◆ Task goal ◆
Pull every "средневековья" line out of the data below.

Data items
_ _ _

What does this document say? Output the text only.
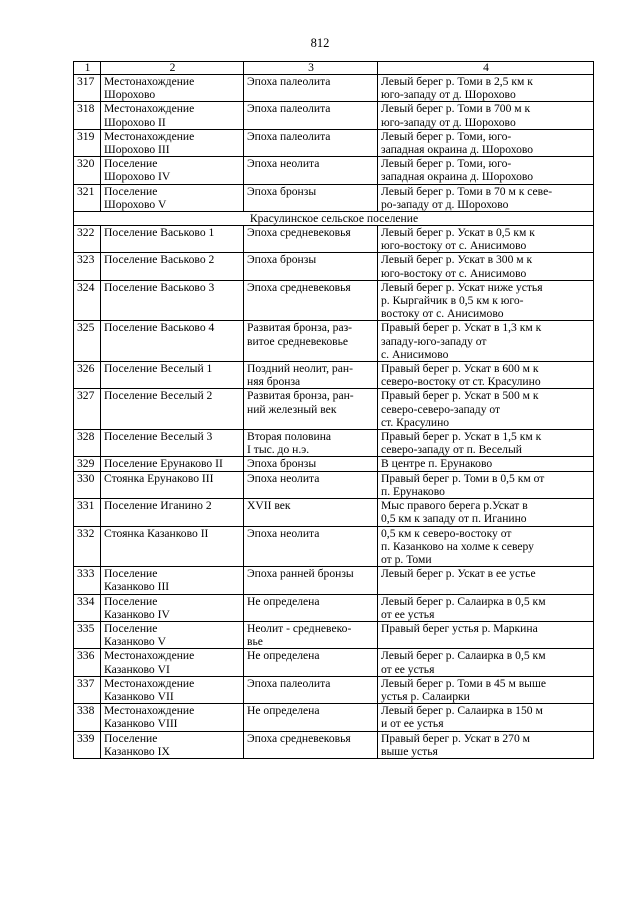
812
1	2	3	4

317	Местонахождение
Шорохово	Эпоха палеолита	Левый берег р. Томи в 2,5 км к
юго-западу от д. Шорохово

318	Местонахождение
Шорохово II	Эпоха палеолита	Левый берег р. Томи в 700 м к
юго-западу от д. Шорохово

319	Местонахождение
Шорохово III	Эпоха палеолита	Левый берег р. Томи, юго-
западная окраина д. Шорохово

320	Поселение
Шорохово IV	Эпоха неолита	Левый берег р. Томи, юго-
западная окраина д. Шорохово

321	Поселение
Шорохово V	Эпоха бронзы	Левый берег р. Томи в 70 м к севе-
ро-западу от д. Шорохово

Красулинское сельское поселение			

322	Поселение Васьково 1	Эпоха средневековья	Левый берег р. Ускат в 0,5 км к
юго-востоку от с. Анисимово

323	Поселение Васьково 2	Эпоха бронзы	Левый берег р. Ускат в 300 м к
юго-востоку от с. Анисимово

324	Поселение Васьково 3	Эпоха средневековья	Левый берег р. Ускат ниже устья
р. Кыргайчик в 0,5 км к юго-
востоку от с. Анисимово

325	Поселение Васьково 4	Развитая бронза, раз-
витое средневековье	Правый берег р. Ускат в 1,3 км к
западу-юго-западу от
с. Анисимово

326	Поселение Веселый 1	Поздний неолит, ран-
няя бронза	Правый берег р. Ускат в 600 м к
северо-востоку от ст. Красулино

327	Поселение Веселый 2	Развитая бронза, ран-
ний железный век	Правый берег р. Ускат в 500 м к
северо-северо-западу от
ст. Красулино

328	Поселение Веселый 3	Вторая половина
I тыс. до н.э.	Правый берег р. Ускат в 1,5 км к
северо-западу от п. Веселый

329	Поселение Ерунаково II	Эпоха бронзы	В центре п. Ерунаково

330	Стоянка Ерунаково III	Эпоха неолита	Правый берег р. Томи в 0,5 км от
п. Ерунаково

331	Поселение Иганино 2	XVII век	Мыс правого берега р.Ускат в
0,5 км к западу от п. Иганино

332	Стоянка Казанково II	Эпоха неолита	0,5 км к северо-востоку от
п. Казанково на холме к северу
от р. Томи

333	Поселение
Казанково III	Эпоха ранней бронзы	Левый берег р. Ускат в ее устье

334	Поселение
Казанково IV	Не определена	Левый берег р. Салаирка в 0,5 км
от ее устья

335	Поселение
Казанково V	Неолит - средневеко-
вье	Правый берег устья р. Маркина

336	Местонахождение
Казанково VI	Не определена	Левый берег р. Салаирка в 0,5 км
от ее устья

337	Местонахождение
Казанково VII	Эпоха палеолита	Левый берег р. Томи в 45 м выше
устья р. Салаирки

338	Местонахождение
Казанково VIII	Не определена	Левый берег р. Салаирка в 150 м
и от ее устья

339	Поселение
Казанково IX	Эпоха средневековья	Правый берег р. Ускат в 270 м
выше устья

_ _ _

◆ Answer below ◆
322	Поселение Васьково 1	Эпоха средневековья	Левый берег р. Ускат в 0,5 км к
324	Поселение Васьково 3	Эпоха средневековья	Левый берег р. Ускат ниже устья
Казанково IX	Эпоха средневековья	Правый берег р. Ускат в 270 м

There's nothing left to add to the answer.